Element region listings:
____________

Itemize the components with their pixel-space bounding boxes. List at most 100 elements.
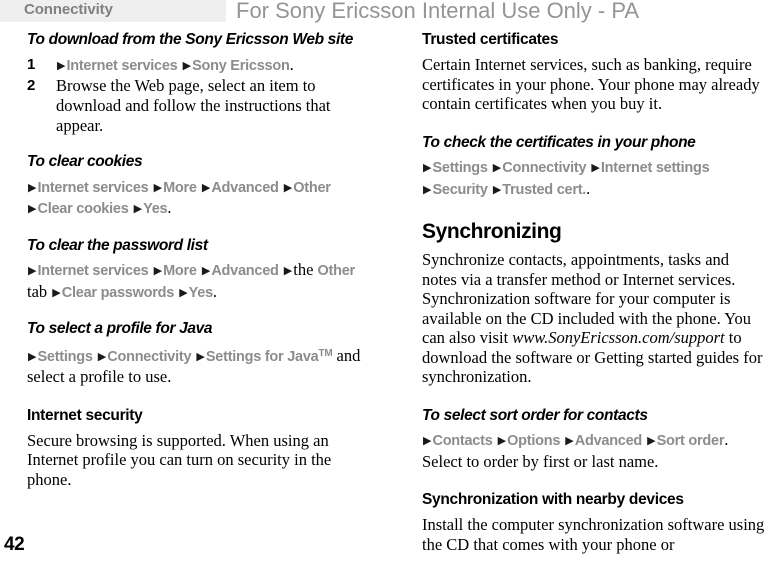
triangle-right-icon: ▶: [52, 285, 61, 299]
section-heading: Internet security: [27, 406, 143, 424]
section-trusted-certificates: Trusted certificates Certain Internet se…: [422, 31, 764, 114]
page-header: Connectivity For Sony Ericsson Internal …: [0, 0, 764, 23]
menu-item: Options: [507, 433, 561, 449]
menu-item: Internet services: [37, 263, 149, 279]
triangle-right-icon: ▶: [201, 264, 211, 277]
section-select-java-profile: To select a profile for Java ▶Settings ▶…: [27, 320, 372, 387]
triangle-right-icon: ▶: [57, 58, 66, 72]
triangle-right-icon: ▶: [492, 182, 502, 196]
triangle-right-icon: ▶: [28, 264, 37, 277]
menu-item: Advanced: [574, 433, 643, 449]
menu-item: Settings: [37, 348, 93, 365]
menu-item: Yes: [143, 201, 168, 217]
triangle-right-icon: ▶: [201, 180, 211, 194]
step-number: 1: [27, 55, 36, 73]
section-heading: Synchronization with nearby devices: [422, 491, 684, 508]
triangle-right-icon: ▶: [28, 349, 37, 363]
menu-item: Internet services: [66, 57, 178, 74]
triangle-right-icon: ▶: [196, 349, 205, 363]
menu-item: Sort order: [656, 433, 725, 449]
triangle-right-icon: ▶: [153, 180, 163, 194]
connector-word: tab: [27, 281, 48, 301]
right-column: Trusted certificates Certain Internet se…: [422, 31, 764, 554]
section-sort-order: To select sort order for contacts ▶Conta…: [422, 407, 764, 472]
menu-item: Clear passwords: [61, 284, 175, 301]
menu-item: Other: [293, 179, 331, 196]
triangle-right-icon: ▶: [565, 434, 574, 447]
menu-item: Advanced: [211, 179, 279, 196]
section-download-web-site: To download from the Sony Ericsson Web s…: [27, 31, 372, 136]
menu-path: ▶Internet services ▶More ▶Advanced ▶Othe…: [27, 177, 372, 220]
menu-path: ▶Settings ▶Connectivity ▶Internet settin…: [422, 157, 764, 200]
step-trailing-punctuation: .: [289, 54, 294, 74]
menu-item: Sony Ericsson: [192, 57, 290, 74]
section-clear-cookies: To clear cookies ▶Internet services ▶Mor…: [27, 153, 372, 220]
chapter-section-heading: Synchronizing: [422, 220, 562, 243]
menu-path: ▶Settings ▶Connectivity ▶Settings for Ja…: [27, 344, 372, 387]
step-text: Browse the Web page, select an item to d…: [56, 76, 331, 135]
trailing-punctuation: .: [586, 178, 591, 198]
menu-path: ▶Contacts ▶Options ▶Advanced ▶Sort order…: [422, 430, 764, 471]
section-internet-security: Internet security Secure browsing is sup…: [27, 407, 372, 490]
triangle-right-icon: ▶: [28, 180, 37, 194]
section-check-certificates: To check the certificates in your phone …: [422, 134, 764, 201]
procedure-heading: To clear the password list: [27, 236, 208, 254]
page-number: 42: [4, 534, 25, 555]
menu-item: Contacts: [432, 433, 493, 449]
triangle-right-icon: ▶: [283, 180, 293, 194]
triangle-right-icon: ▶: [153, 264, 163, 277]
section-body: Install the computer synchronization sof…: [422, 515, 764, 554]
procedure-heading: To clear cookies: [27, 153, 143, 170]
menu-item: Other: [317, 263, 356, 279]
menu-item: More: [163, 263, 197, 279]
triangle-right-icon: ▶: [497, 434, 507, 447]
triangle-right-icon: ▶: [423, 161, 432, 174]
triangle-right-icon: ▶: [423, 434, 432, 447]
triangle-right-icon: ▶: [179, 285, 188, 299]
section-heading: Trusted certificates: [422, 31, 559, 48]
procedure-steps: 1 ▶Internet services ▶Sony Ericsson. 2 B…: [27, 55, 372, 137]
confidentiality-watermark: For Sony Ericsson Internal Use Only - PA: [236, 0, 640, 23]
triangle-right-icon: ▶: [591, 161, 600, 174]
left-column: To download from the Sony Ericsson Web s…: [27, 31, 372, 489]
menu-item: Internet services: [37, 179, 149, 196]
menu-item: Yes: [188, 284, 214, 301]
section-body: Synchronize contacts, appointments, task…: [422, 250, 764, 387]
triangle-right-icon: ▶: [133, 202, 143, 215]
trailing-punctuation: .: [724, 430, 729, 449]
triangle-right-icon: ▶: [423, 182, 432, 196]
menu-item: Clear cookies: [37, 201, 129, 217]
triangle-right-icon: ▶: [182, 58, 192, 72]
procedure-heading: To check the certificates in your phone: [422, 133, 696, 151]
menu-item: Advanced: [211, 263, 279, 279]
trailing-punctuation: .: [167, 198, 172, 217]
menu-item: Internet settings: [600, 160, 710, 176]
section-body: Secure browsing is supported. When using…: [27, 430, 332, 489]
support-url: www.SonyEricsson.com/support: [512, 328, 725, 347]
menu-item: Connectivity: [107, 348, 192, 365]
step-number: 2: [27, 77, 36, 94]
chapter-title: Connectivity: [24, 1, 113, 18]
connector-word: the: [293, 260, 314, 279]
section-synchronizing: Synchronizing Synchronize contacts, appo…: [422, 220, 764, 387]
step-menu-path: ▶Internet services ▶Sony Ericsson.: [56, 55, 294, 74]
triangle-right-icon: ▶: [28, 202, 37, 215]
procedure-heading: To download from the Sony Ericsson Web s…: [27, 31, 353, 48]
procedure-heading: To select a profile for Java: [27, 320, 213, 337]
triangle-right-icon: ▶: [283, 264, 293, 277]
menu-item: Security: [432, 181, 488, 198]
trademark-symbol: TM: [318, 347, 333, 359]
section-nearby-devices: Synchronization with nearby devices Inst…: [422, 491, 764, 554]
section-body: Certain Internet services, such as banki…: [422, 55, 760, 113]
menu-item: Settings for Java: [205, 348, 319, 365]
menu-item: Settings: [432, 160, 488, 176]
menu-item: More: [163, 179, 197, 196]
menu-item: Connectivity: [502, 160, 587, 176]
list-item: 1 ▶Internet services ▶Sony Ericsson.: [27, 55, 372, 77]
menu-item: Trusted cert.: [502, 181, 587, 198]
section-clear-password-list: To clear the password list ▶Internet ser…: [27, 237, 372, 304]
triangle-right-icon: ▶: [647, 434, 656, 447]
procedure-heading: To select sort order for contacts: [422, 406, 648, 424]
triangle-right-icon: ▶: [97, 349, 107, 363]
menu-path: ▶Internet services ▶More ▶Advanced ▶the …: [27, 260, 372, 303]
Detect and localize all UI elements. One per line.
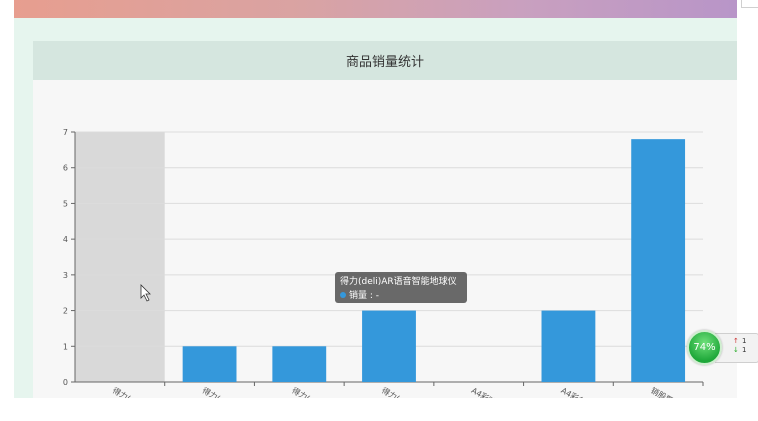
upload-arrow-icon: ↑ — [733, 337, 739, 345]
y-tick-label: 4 — [63, 235, 68, 244]
x-tick-label: 得力(deli.. — [290, 385, 328, 398]
download-value: 1 — [742, 346, 747, 354]
x-tick-label: A4彩喷.. — [470, 385, 502, 398]
y-tick-label: 2 — [63, 307, 68, 316]
panel-title: 商品销量统计 — [33, 41, 737, 80]
tooltip-series-dot — [340, 292, 346, 298]
chart-tooltip: 得力(deli)AR语音智能地球仪销量 : - — [335, 272, 467, 303]
bar[interactable] — [362, 310, 416, 382]
y-tick-label: 5 — [63, 199, 68, 208]
y-tick-label: 1 — [63, 342, 68, 351]
y-tick-label: 0 — [63, 378, 68, 387]
x-tick-label: 得力(del.. — [201, 385, 238, 398]
bar-chart[interactable]: 0 1 2 3 4 5 6 7 得力(del.. 得力(del.. 得力(deli.. 得力(del.… — [33, 80, 737, 413]
y-tick-label: 6 — [63, 164, 68, 173]
bar[interactable] — [541, 310, 596, 382]
memory-usage-badge[interactable]: 74% — [687, 330, 722, 365]
tooltip-value: 销量 : - — [349, 289, 379, 301]
tooltip-title: 得力(deli)AR语音智能地球仪 — [340, 275, 457, 287]
y-tick-label: 3 — [63, 271, 68, 280]
hover-highlight-band — [75, 132, 165, 382]
network-speed-widget[interactable]: ↑ 1 ↓ 1 74% — [687, 330, 758, 365]
bar[interactable] — [272, 346, 327, 382]
chart-area: 0 1 2 3 4 5 6 7 得力(del.. 得力(del.. 得力(deli.. 得力(del.… — [33, 80, 737, 413]
x-tick-label: 销股票打.. — [649, 385, 686, 398]
x-tick-label: 得力(del.. — [380, 385, 417, 398]
bar[interactable] — [631, 139, 686, 382]
corner-frame — [741, 0, 758, 8]
x-tick-label: A4彩色.. — [559, 385, 591, 398]
y-tick-label: 7 — [63, 128, 68, 137]
top-gradient-bar — [14, 0, 737, 18]
download-arrow-icon: ↓ — [733, 346, 739, 354]
chart-panel: 商品销量统计 0 1 2 3 4 5 6 7 得力(del.. 得力(del.. 得力(deli..… — [33, 41, 737, 413]
x-tick-label: 得力(del.. — [111, 385, 148, 398]
bar[interactable] — [182, 346, 237, 382]
upload-value: 1 — [742, 337, 747, 345]
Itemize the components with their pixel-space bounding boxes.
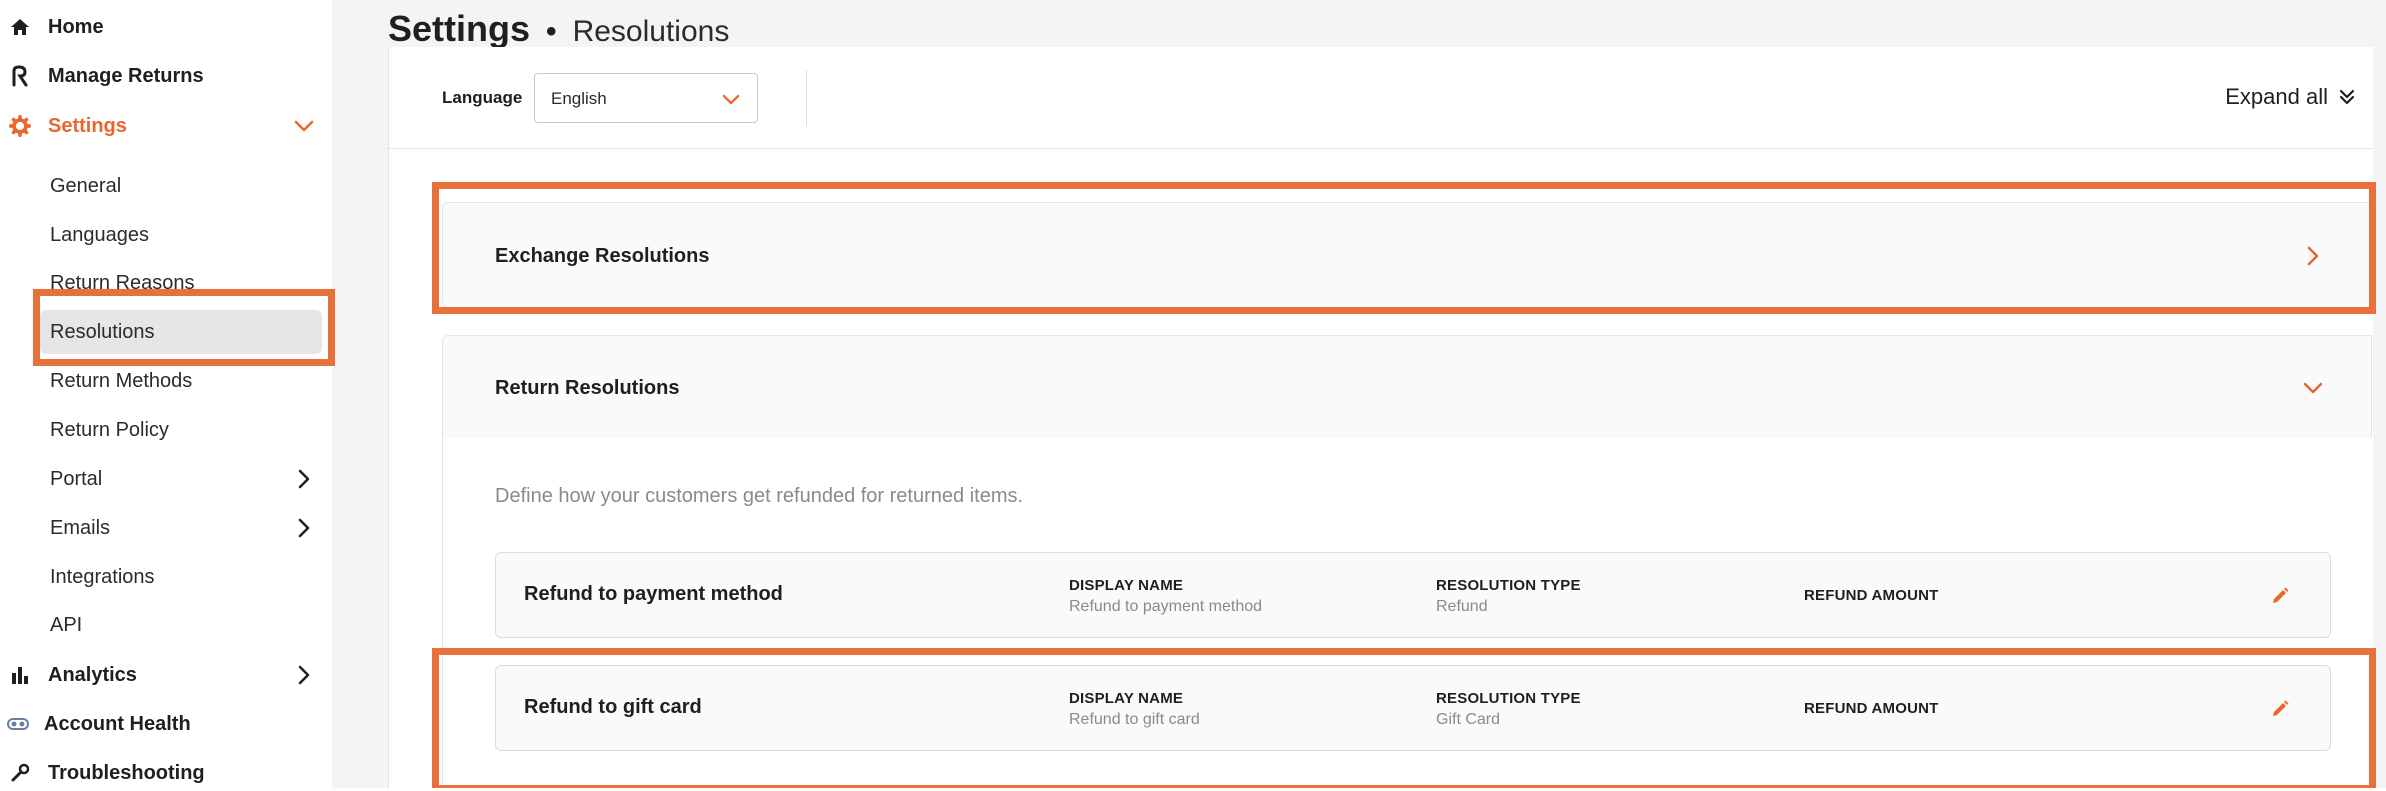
resolution-type-value: Gift Card — [1436, 711, 1501, 728]
nav-settings-label: Settings — [48, 114, 127, 137]
expand-all-label: Expand all — [2225, 84, 2328, 109]
gear-icon — [8, 114, 32, 138]
nav-home[interactable]: Home — [8, 9, 104, 45]
display-name-header: DISPLAY NAME — [1069, 577, 1184, 594]
return-resolutions-description: Define how your customers get refunded f… — [495, 485, 1024, 507]
resolution-type-header: RESOLUTION TYPE — [1436, 690, 1581, 707]
nav-troubleshooting[interactable]: Troubleshooting — [8, 755, 205, 791]
language-select[interactable]: English — [534, 73, 758, 123]
nav-analytics-label: Analytics — [48, 663, 137, 686]
sidebar-item-general[interactable]: General — [50, 171, 121, 201]
sidebar: Home Manage Returns Settings General Lan… — [0, 0, 332, 788]
double-chevron-down-icon — [2338, 88, 2356, 106]
pencil-icon[interactable] — [2268, 697, 2292, 721]
nav-analytics[interactable]: Analytics — [8, 657, 137, 693]
sidebar-item-emails[interactable]: Emails — [50, 513, 110, 543]
return-resolutions-title: Return Resolutions — [495, 377, 680, 399]
toolbar-divider — [806, 70, 807, 126]
sidebar-item-return-methods[interactable]: Return Methods — [50, 366, 192, 396]
sidebar-item-portal[interactable]: Portal — [50, 464, 102, 494]
resolution-name: Refund to gift card — [524, 696, 702, 718]
nav-account-health-label: Account Health — [44, 712, 191, 735]
toolbar-divider-line — [389, 148, 2372, 149]
display-name-value: Refund to payment method — [1069, 598, 1263, 615]
sidebar-item-return-policy[interactable]: Return Policy — [50, 415, 169, 445]
resolution-row[interactable]: Refund to payment method DISPLAY NAME Re… — [495, 552, 2331, 638]
language-label: Language — [442, 88, 523, 107]
nav-manage-returns-label: Manage Returns — [48, 64, 204, 87]
chevron-right-icon[interactable] — [292, 663, 316, 687]
resolution-type-header: RESOLUTION TYPE — [1436, 577, 1581, 594]
expand-all-button[interactable]: Expand all — [2225, 84, 2356, 110]
exchange-resolutions-title: Exchange Resolutions — [495, 245, 710, 267]
page-title-main: Settings — [388, 8, 531, 49]
sidebar-item-api[interactable]: API — [50, 610, 82, 640]
bar-chart-icon — [8, 663, 32, 687]
chevron-right-icon[interactable] — [292, 467, 316, 491]
health-icon — [6, 712, 30, 736]
display-name-header: DISPLAY NAME — [1069, 690, 1184, 707]
sidebar-item-return-reasons[interactable]: Return Reasons — [50, 268, 195, 298]
nav-troubleshooting-label: Troubleshooting — [48, 761, 205, 784]
language-value: English — [551, 89, 607, 108]
title-separator: • — [546, 15, 557, 48]
sidebar-item-resolutions[interactable]: Resolutions — [50, 317, 155, 347]
pencil-icon[interactable] — [2268, 584, 2292, 608]
nav-settings[interactable]: Settings — [8, 108, 127, 144]
nav-account-health[interactable]: Account Health — [6, 706, 191, 742]
chevron-right-icon[interactable] — [292, 516, 316, 540]
resolution-type-value: Refund — [1436, 598, 1488, 615]
return-resolutions-accordion[interactable]: Return Resolutions — [442, 335, 2372, 439]
chevron-right-icon — [2301, 244, 2325, 268]
refund-amount-header: REFUND AMOUNT — [1804, 700, 1939, 717]
returns-icon — [8, 64, 32, 88]
sidebar-item-languages[interactable]: Languages — [50, 220, 149, 250]
exchange-resolutions-accordion[interactable]: Exchange Resolutions — [442, 202, 2372, 308]
nav-manage-returns[interactable]: Manage Returns — [8, 58, 204, 94]
resolution-row[interactable]: Refund to gift card DISPLAY NAME Refund … — [495, 665, 2331, 751]
page-subtitle: Resolutions — [572, 15, 730, 48]
home-icon — [8, 15, 32, 39]
chevron-down-icon — [2301, 376, 2325, 400]
display-name-value: Refund to gift card — [1069, 711, 1200, 728]
wrench-icon — [8, 761, 32, 785]
resolution-name: Refund to payment method — [524, 583, 783, 605]
page-title: Settings • Resolutions — [388, 8, 729, 50]
chevron-down-icon[interactable] — [292, 114, 316, 138]
refund-amount-header: REFUND AMOUNT — [1804, 587, 1939, 604]
chevron-down-icon — [719, 87, 743, 111]
sidebar-item-integrations[interactable]: Integrations — [50, 562, 155, 592]
nav-home-label: Home — [48, 15, 104, 38]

____________

▶ _Task brief_
Duplicate the lines of the data, starting at the line that contains "triangle-right-icon: ▶: [52, 285, 61, 299]" and ending after the line that contains "page-header: Connectivity For".

▶ _Solution to this exercise_
triangle-right-icon: ▶: [52, 285, 61, 299]
section-heading: Internet security: [27, 406, 143, 424]
section-trusted-certificates: Trusted certificates Certain Internet se…: [422, 31, 764, 114]
page-header: Connectivity For Sony Ericsson Internal …: [0, 0, 764, 23]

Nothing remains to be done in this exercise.